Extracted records
>>>
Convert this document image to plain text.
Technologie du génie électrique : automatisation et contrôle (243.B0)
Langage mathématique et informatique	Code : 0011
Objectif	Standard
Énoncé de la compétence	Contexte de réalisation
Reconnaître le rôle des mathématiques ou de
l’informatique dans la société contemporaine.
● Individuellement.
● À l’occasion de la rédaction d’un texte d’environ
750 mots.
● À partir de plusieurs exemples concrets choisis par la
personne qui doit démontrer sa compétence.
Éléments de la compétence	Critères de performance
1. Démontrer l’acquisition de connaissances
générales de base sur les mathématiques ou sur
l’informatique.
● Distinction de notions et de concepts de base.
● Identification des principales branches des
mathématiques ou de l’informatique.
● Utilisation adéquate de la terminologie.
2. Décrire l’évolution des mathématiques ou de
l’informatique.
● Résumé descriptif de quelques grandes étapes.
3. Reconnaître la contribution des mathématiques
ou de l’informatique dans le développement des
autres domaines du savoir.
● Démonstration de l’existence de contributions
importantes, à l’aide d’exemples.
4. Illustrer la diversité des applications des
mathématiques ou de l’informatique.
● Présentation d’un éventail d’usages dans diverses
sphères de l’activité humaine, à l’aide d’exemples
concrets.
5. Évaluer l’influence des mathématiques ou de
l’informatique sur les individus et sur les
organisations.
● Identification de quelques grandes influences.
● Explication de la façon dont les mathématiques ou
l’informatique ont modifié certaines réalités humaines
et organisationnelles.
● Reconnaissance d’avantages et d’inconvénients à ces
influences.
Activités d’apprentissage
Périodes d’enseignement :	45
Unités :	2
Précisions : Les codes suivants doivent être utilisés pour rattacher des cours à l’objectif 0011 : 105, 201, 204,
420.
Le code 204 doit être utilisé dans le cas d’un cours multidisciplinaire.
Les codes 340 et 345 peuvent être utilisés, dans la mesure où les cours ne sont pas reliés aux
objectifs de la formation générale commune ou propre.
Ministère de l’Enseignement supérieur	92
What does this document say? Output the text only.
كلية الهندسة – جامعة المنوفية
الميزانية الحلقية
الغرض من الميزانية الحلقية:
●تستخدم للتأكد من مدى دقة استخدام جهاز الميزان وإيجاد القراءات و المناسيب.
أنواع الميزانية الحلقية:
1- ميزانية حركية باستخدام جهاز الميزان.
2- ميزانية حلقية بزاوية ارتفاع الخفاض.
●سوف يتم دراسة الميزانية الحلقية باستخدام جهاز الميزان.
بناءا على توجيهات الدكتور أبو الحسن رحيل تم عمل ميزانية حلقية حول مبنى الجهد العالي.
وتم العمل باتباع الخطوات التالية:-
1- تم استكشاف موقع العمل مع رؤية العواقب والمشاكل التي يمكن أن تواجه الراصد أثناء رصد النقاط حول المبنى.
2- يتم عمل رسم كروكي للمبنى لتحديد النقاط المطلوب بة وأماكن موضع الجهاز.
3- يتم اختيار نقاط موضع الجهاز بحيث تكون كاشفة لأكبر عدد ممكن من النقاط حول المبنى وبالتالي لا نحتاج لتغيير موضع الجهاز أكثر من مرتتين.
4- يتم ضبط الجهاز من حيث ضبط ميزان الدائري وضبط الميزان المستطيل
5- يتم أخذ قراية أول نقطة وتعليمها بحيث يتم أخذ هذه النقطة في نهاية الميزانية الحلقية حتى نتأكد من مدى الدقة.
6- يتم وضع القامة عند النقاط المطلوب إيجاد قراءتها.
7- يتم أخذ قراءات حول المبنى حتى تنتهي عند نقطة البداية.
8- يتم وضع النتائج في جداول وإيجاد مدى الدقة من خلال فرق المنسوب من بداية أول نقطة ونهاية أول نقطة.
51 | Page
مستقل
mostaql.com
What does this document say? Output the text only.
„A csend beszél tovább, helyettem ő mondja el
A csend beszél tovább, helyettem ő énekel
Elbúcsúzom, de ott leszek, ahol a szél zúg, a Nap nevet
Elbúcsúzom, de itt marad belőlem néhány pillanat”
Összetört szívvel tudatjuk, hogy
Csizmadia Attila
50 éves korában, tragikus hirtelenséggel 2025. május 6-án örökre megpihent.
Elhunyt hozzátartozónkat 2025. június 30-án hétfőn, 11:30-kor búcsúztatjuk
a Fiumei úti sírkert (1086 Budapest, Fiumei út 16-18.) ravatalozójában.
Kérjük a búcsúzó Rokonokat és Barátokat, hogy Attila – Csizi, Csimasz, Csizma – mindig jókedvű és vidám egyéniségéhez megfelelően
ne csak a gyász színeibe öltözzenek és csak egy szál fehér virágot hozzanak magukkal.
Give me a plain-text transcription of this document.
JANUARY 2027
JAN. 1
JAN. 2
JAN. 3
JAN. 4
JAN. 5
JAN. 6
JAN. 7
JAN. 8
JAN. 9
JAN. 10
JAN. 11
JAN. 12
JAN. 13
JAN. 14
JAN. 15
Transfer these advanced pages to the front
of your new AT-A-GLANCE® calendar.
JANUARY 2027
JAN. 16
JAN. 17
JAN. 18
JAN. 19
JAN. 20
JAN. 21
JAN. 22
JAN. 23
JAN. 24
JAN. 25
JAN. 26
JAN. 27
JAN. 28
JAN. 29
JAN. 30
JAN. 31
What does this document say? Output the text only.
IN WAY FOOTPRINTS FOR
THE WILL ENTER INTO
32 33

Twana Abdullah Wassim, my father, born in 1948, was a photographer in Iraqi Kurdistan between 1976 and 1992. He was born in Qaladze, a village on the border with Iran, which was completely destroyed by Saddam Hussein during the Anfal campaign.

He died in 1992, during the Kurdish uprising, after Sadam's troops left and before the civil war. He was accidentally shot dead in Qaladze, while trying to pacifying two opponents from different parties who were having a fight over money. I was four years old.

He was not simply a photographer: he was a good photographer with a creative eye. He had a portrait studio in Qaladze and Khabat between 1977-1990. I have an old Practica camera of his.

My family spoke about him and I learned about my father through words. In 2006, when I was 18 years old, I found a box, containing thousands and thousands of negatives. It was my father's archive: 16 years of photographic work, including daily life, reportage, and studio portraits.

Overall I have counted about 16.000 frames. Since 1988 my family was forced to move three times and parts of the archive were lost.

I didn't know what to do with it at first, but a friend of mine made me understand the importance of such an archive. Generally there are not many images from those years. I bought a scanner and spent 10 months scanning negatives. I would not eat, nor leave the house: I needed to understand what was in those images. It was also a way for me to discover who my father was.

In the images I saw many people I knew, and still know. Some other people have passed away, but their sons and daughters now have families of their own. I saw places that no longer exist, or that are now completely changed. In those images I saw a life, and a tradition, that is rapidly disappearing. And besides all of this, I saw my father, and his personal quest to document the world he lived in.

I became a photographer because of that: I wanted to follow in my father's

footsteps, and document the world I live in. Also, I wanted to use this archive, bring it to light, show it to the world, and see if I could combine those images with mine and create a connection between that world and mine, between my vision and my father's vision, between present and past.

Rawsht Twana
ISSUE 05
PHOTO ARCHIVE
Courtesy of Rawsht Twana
<<<
→ TASK BRIEF: Go through the records and print each one exactly.

→ ANSWER:
Convert this document image to plain text.
Technologie du génie électrique : automatisation et contrôle (243.B0)
Langage mathématique et informatique	Code : 0011
Objectif	Standard
Énoncé de la compétence	Contexte de réalisation
Reconnaître le rôle des mathématiques ou de
l’informatique dans la société contemporaine.
● Individuellement.
● À l’occasion de la rédaction d’un texte d’environ
750 mots.
● À partir de plusieurs exemples concrets choisis par la
personne qui doit démontrer sa compétence.
Éléments de la compétence	Critères de performance
1. Démontrer l’acquisition de connaissances
générales de base sur les mathématiques ou sur
l’informatique.
● Distinction de notions et de concepts de base.
● Identification des principales branches des
mathématiques ou de l’informatique.
● Utilisation adéquate de la terminologie.
2. Décrire l’évolution des mathématiques ou de
l’informatique.
● Résumé descriptif de quelques grandes étapes.
3. Reconnaître la contribution des mathématiques
ou de l’informatique dans le développement des
autres domaines du savoir.
● Démonstration de l’existence de contributions
importantes, à l’aide d’exemples.
4. Illustrer la diversité des applications des
mathématiques ou de l’informatique.
● Présentation d’un éventail d’usages dans diverses
sphères de l’activité humaine, à l’aide d’exemples
concrets.
5. Évaluer l’influence des mathématiques ou de
l’informatique sur les individus et sur les
organisations.
● Identification de quelques grandes influences.
● Explication de la façon dont les mathématiques ou
l’informatique ont modifié certaines réalités humaines
et organisationnelles.
● Reconnaissance d’avantages et d’inconvénients à ces
influences.
Activités d’apprentissage
Périodes d’enseignement :	45
Unités :	2
Précisions : Les codes suivants doivent être utilisés pour rattacher des cours à l’objectif 0011 : 105, 201, 204,
420.
Le code 204 doit être utilisé dans le cas d’un cours multidisciplinaire.
Les codes 340 et 345 peuvent être utilisés, dans la mesure où les cours ne sont pas reliés aux
objectifs de la formation générale commune ou propre.
Ministère de l’Enseignement supérieur	92
What does this document say? Output the text only.
كلية الهندسة – جامعة المنوفية
الميزانية الحلقية
الغرض من الميزانية الحلقية:
●تستخدم للتأكد من مدى دقة استخدام جهاز الميزان وإيجاد القراءات و المناسيب.
أنواع الميزانية الحلقية:
1- ميزانية حركية باستخدام جهاز الميزان.
2- ميزانية حلقية بزاوية ارتفاع الخفاض.
●سوف يتم دراسة الميزانية الحلقية باستخدام جهاز الميزان.
بناءا على توجيهات الدكتور أبو الحسن رحيل تم عمل ميزانية حلقية حول مبنى الجهد العالي.
وتم العمل باتباع الخطوات التالية:-
1- تم استكشاف موقع العمل مع رؤية العواقب والمشاكل التي يمكن أن تواجه الراصد أثناء رصد النقاط حول المبنى.
2- يتم عمل رسم كروكي للمبنى لتحديد النقاط المطلوب بة وأماكن موضع الجهاز.
3- يتم اختيار نقاط موضع الجهاز بحيث تكون كاشفة لأكبر عدد ممكن من النقاط حول المبنى وبالتالي لا نحتاج لتغيير موضع الجهاز أكثر من مرتتين.
4- يتم ضبط الجهاز من حيث ضبط ميزان الدائري وضبط الميزان المستطيل
5- يتم أخذ قراية أول نقطة وتعليمها بحيث يتم أخذ هذه النقطة في نهاية الميزانية الحلقية حتى نتأكد من مدى الدقة.
6- يتم وضع القامة عند النقاط المطلوب إيجاد قراءتها.
7- يتم أخذ قراءات حول المبنى حتى تنتهي عند نقطة البداية.
8- يتم وضع النتائج في جداول وإيجاد مدى الدقة من خلال فرق المنسوب من بداية أول نقطة ونهاية أول نقطة.
51 | Page
مستقل
mostaql.com
What does this document say? Output the text only.
„A csend beszél tovább, helyettem ő mondja el
A csend beszél tovább, helyettem ő énekel
Elbúcsúzom, de ott leszek, ahol a szél zúg, a Nap nevet
Elbúcsúzom, de itt marad belőlem néhány pillanat”
Összetört szívvel tudatjuk, hogy
Csizmadia Attila
50 éves korában, tragikus hirtelenséggel 2025. május 6-án örökre megpihent.
Elhunyt hozzátartozónkat 2025. június 30-án hétfőn, 11:30-kor búcsúztatjuk
a Fiumei úti sírkert (1086 Budapest, Fiumei út 16-18.) ravatalozójában.
Kérjük a búcsúzó Rokonokat és Barátokat, hogy Attila – Csizi, Csimasz, Csizma – mindig jókedvű és vidám egyéniségéhez megfelelően
ne csak a gyász színeibe öltözzenek és csak egy szál fehér virágot hozzanak magukkal.
Give me a plain-text transcription of this document.
JANUARY 2027
JAN. 1
JAN. 2
JAN. 3
JAN. 4
JAN. 5
JAN. 6
JAN. 7
JAN. 8
JAN. 9
JAN. 10
JAN. 11
JAN. 12
JAN. 13
JAN. 14
JAN. 15
Transfer these advanced pages to the front
of your new AT-A-GLANCE® calendar.
JANUARY 2027
JAN. 16
JAN. 17
JAN. 18
JAN. 19
JAN. 20
JAN. 21
JAN. 22
JAN. 23
JAN. 24
JAN. 25
JAN. 26
JAN. 27
JAN. 28
JAN. 29
JAN. 30
JAN. 31
What does this document say? Output the text only.
IN WAY FOOTPRINTS FOR
THE WILL ENTER INTO
32 33

Twana Abdullah Wassim, my father, born in 1948, was a photographer in Iraqi Kurdistan between 1976 and 1992. He was born in Qaladze, a village on the border with Iran, which was completely destroyed by Saddam Hussein during the Anfal campaign.

He died in 1992, during the Kurdish uprising, after Sadam's troops left and before the civil war. He was accidentally shot dead in Qaladze, while trying to pacifying two opponents from different parties who were having a fight over money. I was four years old.

He was not simply a photographer: he was a good photographer with a creative eye. He had a portrait studio in Qaladze and Khabat between 1977-1990. I have an old Practica camera of his.

My family spoke about him and I learned about my father through words. In 2006, when I was 18 years old, I found a box, containing thousands and thousands of negatives. It was my father's archive: 16 years of photographic work, including daily life, reportage, and studio portraits.

Overall I have counted about 16.000 frames. Since 1988 my family was forced to move three times and parts of the archive were lost.

I didn't know what to do with it at first, but a friend of mine made me understand the importance of such an archive. Generally there are not many images from those years. I bought a scanner and spent 10 months scanning negatives. I would not eat, nor leave the house: I needed to understand what was in those images. It was also a way for me to discover who my father was.

In the images I saw many people I knew, and still know. Some other people have passed away, but their sons and daughters now have families of their own. I saw places that no longer exist, or that are now completely changed. In those images I saw a life, and a tradition, that is rapidly disappearing. And besides all of this, I saw my father, and his personal quest to document the world he lived in.

I became a photographer because of that: I wanted to follow in my father's

footsteps, and document the world I live in. Also, I wanted to use this archive, bring it to light, show it to the world, and see if I could combine those images with mine and create a connection between that world and mine, between my vision and my father's vision, between present and past.

Rawsht Twana
ISSUE 05
PHOTO ARCHIVE
Courtesy of Rawsht Twana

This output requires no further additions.